The task:
Your task is to output all the records below, word for word.

>> BEGIN

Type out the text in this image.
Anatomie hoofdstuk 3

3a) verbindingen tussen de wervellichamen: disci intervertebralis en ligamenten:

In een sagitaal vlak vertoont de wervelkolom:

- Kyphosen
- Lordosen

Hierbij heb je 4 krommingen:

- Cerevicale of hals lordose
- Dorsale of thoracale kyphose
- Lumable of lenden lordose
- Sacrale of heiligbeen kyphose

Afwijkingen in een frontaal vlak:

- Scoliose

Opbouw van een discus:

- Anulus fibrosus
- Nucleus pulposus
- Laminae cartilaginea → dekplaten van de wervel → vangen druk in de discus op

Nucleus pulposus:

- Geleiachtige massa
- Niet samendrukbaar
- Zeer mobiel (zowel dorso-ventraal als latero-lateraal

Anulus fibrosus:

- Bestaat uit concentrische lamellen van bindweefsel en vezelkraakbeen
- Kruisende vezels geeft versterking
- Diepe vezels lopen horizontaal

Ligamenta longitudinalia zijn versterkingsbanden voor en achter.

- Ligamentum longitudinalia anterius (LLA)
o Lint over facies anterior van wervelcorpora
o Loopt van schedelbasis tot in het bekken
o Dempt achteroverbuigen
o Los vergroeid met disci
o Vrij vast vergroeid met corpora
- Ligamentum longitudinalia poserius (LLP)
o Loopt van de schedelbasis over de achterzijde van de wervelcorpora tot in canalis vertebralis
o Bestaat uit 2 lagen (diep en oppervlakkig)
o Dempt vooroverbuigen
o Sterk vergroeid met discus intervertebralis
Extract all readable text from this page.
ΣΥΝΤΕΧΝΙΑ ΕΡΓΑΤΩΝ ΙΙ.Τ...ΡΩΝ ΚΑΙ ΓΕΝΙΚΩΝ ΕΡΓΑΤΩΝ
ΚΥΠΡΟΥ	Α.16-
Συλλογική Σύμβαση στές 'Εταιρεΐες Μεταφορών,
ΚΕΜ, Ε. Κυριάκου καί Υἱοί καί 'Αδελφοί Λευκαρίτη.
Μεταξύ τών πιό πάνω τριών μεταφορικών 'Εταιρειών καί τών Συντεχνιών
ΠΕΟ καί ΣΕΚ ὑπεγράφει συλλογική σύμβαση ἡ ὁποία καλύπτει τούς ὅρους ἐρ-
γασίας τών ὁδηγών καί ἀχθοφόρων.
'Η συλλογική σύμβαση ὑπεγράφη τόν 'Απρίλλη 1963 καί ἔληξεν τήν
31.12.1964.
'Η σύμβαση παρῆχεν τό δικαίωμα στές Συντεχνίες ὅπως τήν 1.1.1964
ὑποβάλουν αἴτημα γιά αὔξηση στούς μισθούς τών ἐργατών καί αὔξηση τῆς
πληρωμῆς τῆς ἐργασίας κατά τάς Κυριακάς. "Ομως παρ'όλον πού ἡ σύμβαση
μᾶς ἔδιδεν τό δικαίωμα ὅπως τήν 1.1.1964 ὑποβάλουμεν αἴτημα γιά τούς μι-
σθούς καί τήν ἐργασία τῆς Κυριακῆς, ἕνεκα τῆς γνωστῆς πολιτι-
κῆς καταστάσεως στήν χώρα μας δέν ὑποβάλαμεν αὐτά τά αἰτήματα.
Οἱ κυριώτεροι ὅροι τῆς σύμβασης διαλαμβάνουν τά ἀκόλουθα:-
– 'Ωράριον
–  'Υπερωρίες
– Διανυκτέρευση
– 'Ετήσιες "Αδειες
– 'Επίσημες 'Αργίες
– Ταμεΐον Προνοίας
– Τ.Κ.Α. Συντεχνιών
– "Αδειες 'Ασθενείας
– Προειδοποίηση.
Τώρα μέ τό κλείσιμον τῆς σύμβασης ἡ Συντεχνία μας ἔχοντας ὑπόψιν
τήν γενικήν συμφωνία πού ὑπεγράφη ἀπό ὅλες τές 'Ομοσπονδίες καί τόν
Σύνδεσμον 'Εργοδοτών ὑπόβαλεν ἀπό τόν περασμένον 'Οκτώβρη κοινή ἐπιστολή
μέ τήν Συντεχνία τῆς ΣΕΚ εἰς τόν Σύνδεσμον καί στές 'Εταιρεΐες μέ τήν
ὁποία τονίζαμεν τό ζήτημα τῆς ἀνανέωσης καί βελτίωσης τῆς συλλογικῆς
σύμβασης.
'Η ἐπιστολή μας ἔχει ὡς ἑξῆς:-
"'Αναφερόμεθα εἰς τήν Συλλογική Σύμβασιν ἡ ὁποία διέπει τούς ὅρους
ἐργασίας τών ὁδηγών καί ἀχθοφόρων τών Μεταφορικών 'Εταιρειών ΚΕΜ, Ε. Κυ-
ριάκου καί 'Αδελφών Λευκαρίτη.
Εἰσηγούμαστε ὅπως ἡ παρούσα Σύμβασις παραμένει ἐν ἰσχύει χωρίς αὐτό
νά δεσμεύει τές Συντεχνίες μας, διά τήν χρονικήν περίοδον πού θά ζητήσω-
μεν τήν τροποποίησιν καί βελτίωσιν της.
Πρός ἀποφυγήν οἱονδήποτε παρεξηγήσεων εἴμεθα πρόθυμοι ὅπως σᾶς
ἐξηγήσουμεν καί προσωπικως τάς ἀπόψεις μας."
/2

>> END

Written reply:
Type out the text in this image.
Anatomie hoofdstuk 3

3a) verbindingen tussen de wervellichamen: disci intervertebralis en ligamenten:

In een sagitaal vlak vertoont de wervelkolom:

- Kyphosen
- Lordosen

Hierbij heb je 4 krommingen:

- Cerevicale of hals lordose
- Dorsale of thoracale kyphose
- Lumable of lenden lordose
- Sacrale of heiligbeen kyphose

Afwijkingen in een frontaal vlak:

- Scoliose

Opbouw van een discus:

- Anulus fibrosus
- Nucleus pulposus
- Laminae cartilaginea → dekplaten van de wervel → vangen druk in de discus op

Nucleus pulposus:

- Geleiachtige massa
- Niet samendrukbaar
- Zeer mobiel (zowel dorso-ventraal als latero-lateraal

Anulus fibrosus:

- Bestaat uit concentrische lamellen van bindweefsel en vezelkraakbeen
- Kruisende vezels geeft versterking
- Diepe vezels lopen horizontaal

Ligamenta longitudinalia zijn versterkingsbanden voor en achter.

- Ligamentum longitudinalia anterius (LLA)
o Lint over facies anterior van wervelcorpora
o Loopt van schedelbasis tot in het bekken
o Dempt achteroverbuigen
o Los vergroeid met disci
o Vrij vast vergroeid met corpora
- Ligamentum longitudinalia poserius (LLP)
o Loopt van de schedelbasis over de achterzijde van de wervelcorpora tot in canalis vertebralis
o Bestaat uit 2 lagen (diep en oppervlakkig)
o Dempt vooroverbuigen
o Sterk vergroeid met discus intervertebralis
Extract all readable text from this page.
ΣΥΝΤΕΧΝΙΑ ΕΡΓΑΤΩΝ ΙΙ.Τ...ΡΩΝ ΚΑΙ ΓΕΝΙΚΩΝ ΕΡΓΑΤΩΝ
ΚΥΠΡΟΥ	Α.16-
Συλλογική Σύμβαση στές 'Εταιρεΐες Μεταφορών,
ΚΕΜ, Ε. Κυριάκου καί Υἱοί καί 'Αδελφοί Λευκαρίτη.
Μεταξύ τών πιό πάνω τριών μεταφορικών 'Εταιρειών καί τών Συντεχνιών
ΠΕΟ καί ΣΕΚ ὑπεγράφει συλλογική σύμβαση ἡ ὁποία καλύπτει τούς ὅρους ἐρ-
γασίας τών ὁδηγών καί ἀχθοφόρων.
'Η συλλογική σύμβαση ὑπεγράφη τόν 'Απρίλλη 1963 καί ἔληξεν τήν
31.12.1964.
'Η σύμβαση παρῆχεν τό δικαίωμα στές Συντεχνίες ὅπως τήν 1.1.1964
ὑποβάλουν αἴτημα γιά αὔξηση στούς μισθούς τών ἐργατών καί αὔξηση τῆς
πληρωμῆς τῆς ἐργασίας κατά τάς Κυριακάς. "Ομως παρ'όλον πού ἡ σύμβαση
μᾶς ἔδιδεν τό δικαίωμα ὅπως τήν 1.1.1964 ὑποβάλουμεν αἴτημα γιά τούς μι-
σθούς καί τήν ἐργασία τῆς Κυριακῆς, ἕνεκα τῆς γνωστῆς πολιτι-
κῆς καταστάσεως στήν χώρα μας δέν ὑποβάλαμεν αὐτά τά αἰτήματα.
Οἱ κυριώτεροι ὅροι τῆς σύμβασης διαλαμβάνουν τά ἀκόλουθα:-
– 'Ωράριον
–  'Υπερωρίες
– Διανυκτέρευση
– 'Ετήσιες "Αδειες
– 'Επίσημες 'Αργίες
– Ταμεΐον Προνοίας
– Τ.Κ.Α. Συντεχνιών
– "Αδειες 'Ασθενείας
– Προειδοποίηση.
Τώρα μέ τό κλείσιμον τῆς σύμβασης ἡ Συντεχνία μας ἔχοντας ὑπόψιν
τήν γενικήν συμφωνία πού ὑπεγράφη ἀπό ὅλες τές 'Ομοσπονδίες καί τόν
Σύνδεσμον 'Εργοδοτών ὑπόβαλεν ἀπό τόν περασμένον 'Οκτώβρη κοινή ἐπιστολή
μέ τήν Συντεχνία τῆς ΣΕΚ εἰς τόν Σύνδεσμον καί στές 'Εταιρεΐες μέ τήν
ὁποία τονίζαμεν τό ζήτημα τῆς ἀνανέωσης καί βελτίωσης τῆς συλλογικῆς
σύμβασης.
'Η ἐπιστολή μας ἔχει ὡς ἑξῆς:-
"'Αναφερόμεθα εἰς τήν Συλλογική Σύμβασιν ἡ ὁποία διέπει τούς ὅρους
ἐργασίας τών ὁδηγών καί ἀχθοφόρων τών Μεταφορικών 'Εταιρειών ΚΕΜ, Ε. Κυ-
ριάκου καί 'Αδελφών Λευκαρίτη.
Εἰσηγούμαστε ὅπως ἡ παρούσα Σύμβασις παραμένει ἐν ἰσχύει χωρίς αὐτό
νά δεσμεύει τές Συντεχνίες μας, διά τήν χρονικήν περίοδον πού θά ζητήσω-
μεν τήν τροποποίησιν καί βελτίωσιν της.
Πρός ἀποφυγήν οἱονδήποτε παρεξηγήσεων εἴμεθα πρόθυμοι ὅπως σᾶς
ἐξηγήσουμεν καί προσωπικως τάς ἀπόψεις μας."
/2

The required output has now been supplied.